- Work to do
Wherever "diamond" appears in a line, copy that line.

- Dataset records
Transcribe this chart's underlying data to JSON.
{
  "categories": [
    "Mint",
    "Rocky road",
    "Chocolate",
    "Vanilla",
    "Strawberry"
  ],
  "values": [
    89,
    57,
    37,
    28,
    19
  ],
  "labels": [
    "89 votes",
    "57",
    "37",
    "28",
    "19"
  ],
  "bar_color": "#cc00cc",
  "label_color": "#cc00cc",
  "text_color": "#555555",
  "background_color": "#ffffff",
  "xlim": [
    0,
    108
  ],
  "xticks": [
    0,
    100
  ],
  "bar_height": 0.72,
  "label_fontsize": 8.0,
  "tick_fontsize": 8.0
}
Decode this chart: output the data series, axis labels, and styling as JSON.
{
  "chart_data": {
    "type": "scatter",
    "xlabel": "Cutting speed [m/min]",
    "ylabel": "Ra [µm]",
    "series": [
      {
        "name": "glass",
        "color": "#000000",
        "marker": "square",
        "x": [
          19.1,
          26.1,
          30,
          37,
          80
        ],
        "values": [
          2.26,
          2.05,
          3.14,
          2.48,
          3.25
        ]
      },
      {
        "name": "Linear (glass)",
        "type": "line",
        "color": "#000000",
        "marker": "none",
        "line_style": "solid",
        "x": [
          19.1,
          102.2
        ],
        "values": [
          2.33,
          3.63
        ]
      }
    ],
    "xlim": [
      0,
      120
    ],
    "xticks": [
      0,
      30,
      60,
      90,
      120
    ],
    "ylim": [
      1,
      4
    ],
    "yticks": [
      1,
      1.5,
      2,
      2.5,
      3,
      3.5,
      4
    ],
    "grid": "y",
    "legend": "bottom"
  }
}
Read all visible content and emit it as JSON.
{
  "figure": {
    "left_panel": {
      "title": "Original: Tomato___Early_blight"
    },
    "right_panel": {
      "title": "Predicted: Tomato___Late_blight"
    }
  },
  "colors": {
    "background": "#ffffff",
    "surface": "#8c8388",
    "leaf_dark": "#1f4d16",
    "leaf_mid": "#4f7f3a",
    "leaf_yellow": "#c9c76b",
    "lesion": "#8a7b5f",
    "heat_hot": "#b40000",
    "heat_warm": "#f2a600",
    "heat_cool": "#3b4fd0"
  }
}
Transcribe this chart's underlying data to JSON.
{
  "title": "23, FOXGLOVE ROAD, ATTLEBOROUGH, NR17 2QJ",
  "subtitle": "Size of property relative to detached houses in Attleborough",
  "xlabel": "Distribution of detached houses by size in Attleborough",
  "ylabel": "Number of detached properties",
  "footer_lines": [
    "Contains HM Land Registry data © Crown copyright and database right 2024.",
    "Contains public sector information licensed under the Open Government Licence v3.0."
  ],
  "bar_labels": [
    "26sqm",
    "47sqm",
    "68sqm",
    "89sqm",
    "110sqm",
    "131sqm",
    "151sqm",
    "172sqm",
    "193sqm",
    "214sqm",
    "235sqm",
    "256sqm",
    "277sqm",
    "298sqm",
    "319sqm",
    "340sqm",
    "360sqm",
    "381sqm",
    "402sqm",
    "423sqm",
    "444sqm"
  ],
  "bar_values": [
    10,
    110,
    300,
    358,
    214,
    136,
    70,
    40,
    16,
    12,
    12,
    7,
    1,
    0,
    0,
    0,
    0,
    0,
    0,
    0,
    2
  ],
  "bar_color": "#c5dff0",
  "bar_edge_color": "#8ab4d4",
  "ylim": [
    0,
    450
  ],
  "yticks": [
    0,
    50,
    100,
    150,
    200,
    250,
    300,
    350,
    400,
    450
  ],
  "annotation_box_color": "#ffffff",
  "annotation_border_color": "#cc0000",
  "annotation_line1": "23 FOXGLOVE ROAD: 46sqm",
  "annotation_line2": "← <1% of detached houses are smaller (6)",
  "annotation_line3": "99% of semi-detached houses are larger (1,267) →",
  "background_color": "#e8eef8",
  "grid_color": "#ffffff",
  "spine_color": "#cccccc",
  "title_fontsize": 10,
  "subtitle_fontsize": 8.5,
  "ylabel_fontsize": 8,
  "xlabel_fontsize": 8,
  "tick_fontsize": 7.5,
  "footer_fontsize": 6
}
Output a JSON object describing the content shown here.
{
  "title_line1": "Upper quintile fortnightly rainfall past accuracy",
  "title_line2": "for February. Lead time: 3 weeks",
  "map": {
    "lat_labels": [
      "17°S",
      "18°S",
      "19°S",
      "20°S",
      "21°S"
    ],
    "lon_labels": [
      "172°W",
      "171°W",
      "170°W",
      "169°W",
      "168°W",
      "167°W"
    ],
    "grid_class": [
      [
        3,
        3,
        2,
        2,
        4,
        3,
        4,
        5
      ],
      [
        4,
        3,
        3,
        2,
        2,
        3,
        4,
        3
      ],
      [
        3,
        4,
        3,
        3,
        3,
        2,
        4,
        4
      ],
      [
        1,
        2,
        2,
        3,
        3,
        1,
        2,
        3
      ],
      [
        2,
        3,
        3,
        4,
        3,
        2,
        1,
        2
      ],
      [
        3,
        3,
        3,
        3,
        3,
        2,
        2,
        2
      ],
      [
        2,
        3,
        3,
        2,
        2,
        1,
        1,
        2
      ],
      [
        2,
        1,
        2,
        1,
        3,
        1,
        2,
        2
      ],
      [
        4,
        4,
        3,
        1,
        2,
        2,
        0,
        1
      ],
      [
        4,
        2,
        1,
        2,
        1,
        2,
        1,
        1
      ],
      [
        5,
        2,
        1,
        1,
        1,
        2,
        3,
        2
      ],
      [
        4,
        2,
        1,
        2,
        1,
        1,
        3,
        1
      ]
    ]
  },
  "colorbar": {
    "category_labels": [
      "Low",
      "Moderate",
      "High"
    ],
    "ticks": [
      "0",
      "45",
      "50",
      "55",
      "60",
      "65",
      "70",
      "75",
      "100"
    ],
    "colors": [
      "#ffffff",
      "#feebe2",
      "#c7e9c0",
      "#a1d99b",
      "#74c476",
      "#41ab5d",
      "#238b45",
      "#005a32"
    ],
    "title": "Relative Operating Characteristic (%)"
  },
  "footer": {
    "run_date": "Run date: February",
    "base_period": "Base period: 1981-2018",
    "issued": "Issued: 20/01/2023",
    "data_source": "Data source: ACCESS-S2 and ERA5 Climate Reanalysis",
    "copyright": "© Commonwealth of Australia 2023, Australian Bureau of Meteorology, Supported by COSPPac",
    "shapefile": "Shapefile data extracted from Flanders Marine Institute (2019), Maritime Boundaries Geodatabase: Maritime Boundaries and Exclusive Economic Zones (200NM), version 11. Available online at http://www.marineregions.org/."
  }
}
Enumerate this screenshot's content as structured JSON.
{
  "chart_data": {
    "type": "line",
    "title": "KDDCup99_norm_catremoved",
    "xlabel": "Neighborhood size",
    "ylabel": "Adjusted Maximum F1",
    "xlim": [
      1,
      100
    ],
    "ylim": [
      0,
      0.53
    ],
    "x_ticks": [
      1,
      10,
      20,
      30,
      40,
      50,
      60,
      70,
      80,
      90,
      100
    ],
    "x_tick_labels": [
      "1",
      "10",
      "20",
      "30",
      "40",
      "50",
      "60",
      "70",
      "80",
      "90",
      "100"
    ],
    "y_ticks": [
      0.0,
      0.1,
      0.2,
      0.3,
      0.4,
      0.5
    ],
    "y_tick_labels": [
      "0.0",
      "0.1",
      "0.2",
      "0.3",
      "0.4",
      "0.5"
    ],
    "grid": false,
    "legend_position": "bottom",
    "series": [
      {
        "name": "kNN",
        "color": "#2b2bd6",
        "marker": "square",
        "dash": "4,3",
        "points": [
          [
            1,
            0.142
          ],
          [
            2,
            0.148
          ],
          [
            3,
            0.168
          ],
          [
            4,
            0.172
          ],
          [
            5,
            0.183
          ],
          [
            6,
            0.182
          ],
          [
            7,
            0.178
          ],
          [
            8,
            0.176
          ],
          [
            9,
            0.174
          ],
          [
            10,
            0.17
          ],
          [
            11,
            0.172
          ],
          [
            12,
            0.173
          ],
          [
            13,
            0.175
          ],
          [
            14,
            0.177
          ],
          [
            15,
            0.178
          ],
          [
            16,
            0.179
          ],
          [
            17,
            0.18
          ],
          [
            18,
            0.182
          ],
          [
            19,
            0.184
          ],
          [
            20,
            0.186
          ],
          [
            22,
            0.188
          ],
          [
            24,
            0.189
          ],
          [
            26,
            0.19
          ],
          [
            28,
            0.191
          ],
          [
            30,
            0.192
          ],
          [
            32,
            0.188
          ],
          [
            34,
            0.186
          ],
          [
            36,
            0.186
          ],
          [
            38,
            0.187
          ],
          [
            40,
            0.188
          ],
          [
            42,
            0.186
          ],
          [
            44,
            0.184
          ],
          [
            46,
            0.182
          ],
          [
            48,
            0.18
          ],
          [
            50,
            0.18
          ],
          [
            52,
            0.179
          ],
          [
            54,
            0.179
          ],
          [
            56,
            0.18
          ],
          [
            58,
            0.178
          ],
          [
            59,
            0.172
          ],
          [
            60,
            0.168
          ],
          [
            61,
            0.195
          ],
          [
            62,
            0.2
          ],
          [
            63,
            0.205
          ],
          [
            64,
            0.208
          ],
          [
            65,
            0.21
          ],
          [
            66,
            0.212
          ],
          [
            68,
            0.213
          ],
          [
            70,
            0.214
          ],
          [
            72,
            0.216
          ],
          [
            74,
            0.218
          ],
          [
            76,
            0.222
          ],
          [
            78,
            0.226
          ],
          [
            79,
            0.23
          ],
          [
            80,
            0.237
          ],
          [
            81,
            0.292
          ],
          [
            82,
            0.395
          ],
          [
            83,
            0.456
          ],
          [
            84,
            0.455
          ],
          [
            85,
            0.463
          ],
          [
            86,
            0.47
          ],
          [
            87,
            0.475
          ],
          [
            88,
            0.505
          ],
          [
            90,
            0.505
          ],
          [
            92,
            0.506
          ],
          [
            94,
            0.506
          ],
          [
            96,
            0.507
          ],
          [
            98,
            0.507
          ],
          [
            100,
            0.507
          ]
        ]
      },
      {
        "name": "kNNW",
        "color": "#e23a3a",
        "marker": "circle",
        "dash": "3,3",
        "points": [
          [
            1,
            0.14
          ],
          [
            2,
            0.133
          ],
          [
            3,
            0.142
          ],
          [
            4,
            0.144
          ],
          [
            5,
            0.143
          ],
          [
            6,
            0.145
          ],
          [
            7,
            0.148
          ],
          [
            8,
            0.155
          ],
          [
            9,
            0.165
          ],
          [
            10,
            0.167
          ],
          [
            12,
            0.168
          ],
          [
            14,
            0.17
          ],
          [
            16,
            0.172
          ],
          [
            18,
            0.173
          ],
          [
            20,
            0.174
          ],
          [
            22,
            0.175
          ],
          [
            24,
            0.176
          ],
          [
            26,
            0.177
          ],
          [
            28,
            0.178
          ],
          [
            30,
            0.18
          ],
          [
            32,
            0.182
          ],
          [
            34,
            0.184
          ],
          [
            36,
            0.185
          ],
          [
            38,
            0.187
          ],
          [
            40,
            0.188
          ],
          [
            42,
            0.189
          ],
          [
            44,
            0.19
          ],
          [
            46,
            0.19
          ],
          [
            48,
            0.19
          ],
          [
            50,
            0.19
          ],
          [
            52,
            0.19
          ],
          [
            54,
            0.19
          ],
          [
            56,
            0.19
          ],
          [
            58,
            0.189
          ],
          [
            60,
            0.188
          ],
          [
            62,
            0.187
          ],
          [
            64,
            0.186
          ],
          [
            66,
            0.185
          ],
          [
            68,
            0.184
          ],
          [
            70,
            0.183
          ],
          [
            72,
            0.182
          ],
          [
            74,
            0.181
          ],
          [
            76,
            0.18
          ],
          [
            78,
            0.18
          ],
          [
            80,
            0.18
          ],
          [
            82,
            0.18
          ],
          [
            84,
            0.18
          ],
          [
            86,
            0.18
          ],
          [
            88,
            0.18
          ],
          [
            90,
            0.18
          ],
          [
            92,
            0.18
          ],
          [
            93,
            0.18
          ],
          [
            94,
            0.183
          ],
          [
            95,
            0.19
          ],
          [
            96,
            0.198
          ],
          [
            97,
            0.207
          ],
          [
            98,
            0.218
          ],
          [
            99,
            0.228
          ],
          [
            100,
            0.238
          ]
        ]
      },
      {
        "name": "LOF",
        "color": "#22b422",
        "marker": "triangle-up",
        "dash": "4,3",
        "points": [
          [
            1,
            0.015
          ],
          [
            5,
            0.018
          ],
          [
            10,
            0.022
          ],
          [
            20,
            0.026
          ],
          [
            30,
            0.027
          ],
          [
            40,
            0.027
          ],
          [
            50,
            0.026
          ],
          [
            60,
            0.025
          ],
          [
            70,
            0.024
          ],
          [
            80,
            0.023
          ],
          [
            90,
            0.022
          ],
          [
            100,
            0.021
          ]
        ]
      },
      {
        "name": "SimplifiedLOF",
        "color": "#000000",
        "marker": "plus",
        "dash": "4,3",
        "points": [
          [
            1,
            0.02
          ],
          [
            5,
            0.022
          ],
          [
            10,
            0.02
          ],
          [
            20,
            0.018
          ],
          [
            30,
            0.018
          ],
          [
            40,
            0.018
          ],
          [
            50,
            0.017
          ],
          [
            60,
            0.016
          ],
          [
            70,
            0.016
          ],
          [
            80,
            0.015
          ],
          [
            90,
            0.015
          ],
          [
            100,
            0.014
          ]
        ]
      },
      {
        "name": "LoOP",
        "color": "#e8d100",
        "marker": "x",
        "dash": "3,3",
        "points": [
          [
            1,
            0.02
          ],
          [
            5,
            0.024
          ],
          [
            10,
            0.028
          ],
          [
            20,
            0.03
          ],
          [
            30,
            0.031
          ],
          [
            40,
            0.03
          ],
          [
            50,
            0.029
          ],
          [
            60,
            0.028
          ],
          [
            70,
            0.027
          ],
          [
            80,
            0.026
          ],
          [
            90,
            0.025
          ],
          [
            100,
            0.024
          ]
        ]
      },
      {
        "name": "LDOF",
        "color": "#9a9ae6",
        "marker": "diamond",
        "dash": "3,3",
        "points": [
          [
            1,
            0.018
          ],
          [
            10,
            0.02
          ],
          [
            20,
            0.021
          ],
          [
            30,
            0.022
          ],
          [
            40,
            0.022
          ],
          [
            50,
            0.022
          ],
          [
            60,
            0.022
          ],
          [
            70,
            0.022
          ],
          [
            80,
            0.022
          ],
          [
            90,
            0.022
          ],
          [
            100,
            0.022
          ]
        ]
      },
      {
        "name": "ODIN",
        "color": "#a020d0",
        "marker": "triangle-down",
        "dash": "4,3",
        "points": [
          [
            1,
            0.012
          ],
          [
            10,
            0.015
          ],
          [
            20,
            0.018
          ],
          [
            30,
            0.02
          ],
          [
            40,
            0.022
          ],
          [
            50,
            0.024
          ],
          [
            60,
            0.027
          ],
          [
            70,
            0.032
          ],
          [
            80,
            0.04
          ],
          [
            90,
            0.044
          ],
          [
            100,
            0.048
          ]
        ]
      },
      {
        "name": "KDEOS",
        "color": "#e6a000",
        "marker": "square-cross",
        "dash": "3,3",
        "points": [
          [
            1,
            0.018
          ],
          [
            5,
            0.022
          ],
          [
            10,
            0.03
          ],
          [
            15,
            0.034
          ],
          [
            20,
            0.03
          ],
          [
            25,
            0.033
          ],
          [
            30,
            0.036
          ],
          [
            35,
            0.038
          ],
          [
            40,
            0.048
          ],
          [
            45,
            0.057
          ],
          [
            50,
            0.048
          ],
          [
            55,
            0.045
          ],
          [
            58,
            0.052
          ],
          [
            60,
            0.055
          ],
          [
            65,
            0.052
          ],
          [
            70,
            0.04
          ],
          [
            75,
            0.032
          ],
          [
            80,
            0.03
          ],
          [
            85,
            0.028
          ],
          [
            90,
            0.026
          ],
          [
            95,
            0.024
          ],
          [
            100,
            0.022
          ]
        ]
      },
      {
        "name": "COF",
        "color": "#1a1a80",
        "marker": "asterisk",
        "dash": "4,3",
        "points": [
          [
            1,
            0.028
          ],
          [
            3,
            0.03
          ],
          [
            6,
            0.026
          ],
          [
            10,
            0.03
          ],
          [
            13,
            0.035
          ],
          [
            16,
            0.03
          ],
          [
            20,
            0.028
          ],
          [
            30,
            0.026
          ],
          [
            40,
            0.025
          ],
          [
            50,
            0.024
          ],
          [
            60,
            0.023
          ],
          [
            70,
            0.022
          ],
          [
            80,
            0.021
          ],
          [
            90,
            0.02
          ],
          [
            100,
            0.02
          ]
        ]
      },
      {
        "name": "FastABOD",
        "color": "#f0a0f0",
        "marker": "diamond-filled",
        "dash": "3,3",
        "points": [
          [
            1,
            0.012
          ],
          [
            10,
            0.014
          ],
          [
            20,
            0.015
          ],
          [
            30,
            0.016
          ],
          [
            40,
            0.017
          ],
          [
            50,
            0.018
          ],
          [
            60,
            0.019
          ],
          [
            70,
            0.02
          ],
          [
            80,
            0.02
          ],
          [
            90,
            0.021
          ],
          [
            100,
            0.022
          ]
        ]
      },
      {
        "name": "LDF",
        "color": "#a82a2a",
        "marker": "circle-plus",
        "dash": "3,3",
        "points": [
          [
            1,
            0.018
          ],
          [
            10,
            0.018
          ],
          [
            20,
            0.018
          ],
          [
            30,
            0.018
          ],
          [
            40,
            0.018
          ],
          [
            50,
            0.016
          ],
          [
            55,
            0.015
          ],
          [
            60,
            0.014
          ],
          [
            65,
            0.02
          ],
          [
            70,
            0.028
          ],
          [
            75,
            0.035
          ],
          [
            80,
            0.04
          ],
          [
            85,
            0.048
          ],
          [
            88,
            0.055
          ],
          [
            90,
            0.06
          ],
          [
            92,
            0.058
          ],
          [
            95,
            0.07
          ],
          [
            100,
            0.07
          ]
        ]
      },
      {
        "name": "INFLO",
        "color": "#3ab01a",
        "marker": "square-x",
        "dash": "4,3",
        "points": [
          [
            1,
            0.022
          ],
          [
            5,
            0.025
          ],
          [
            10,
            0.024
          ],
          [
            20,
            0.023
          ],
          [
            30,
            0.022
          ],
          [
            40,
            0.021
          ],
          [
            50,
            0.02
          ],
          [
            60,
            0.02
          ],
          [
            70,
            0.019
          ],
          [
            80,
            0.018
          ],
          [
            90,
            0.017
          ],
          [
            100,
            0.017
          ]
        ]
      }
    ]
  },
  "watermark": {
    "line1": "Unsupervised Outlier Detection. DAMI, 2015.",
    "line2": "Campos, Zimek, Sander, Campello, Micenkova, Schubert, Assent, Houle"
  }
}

- Task response
        "marker": "diamond",
        "marker": "diamond-filled",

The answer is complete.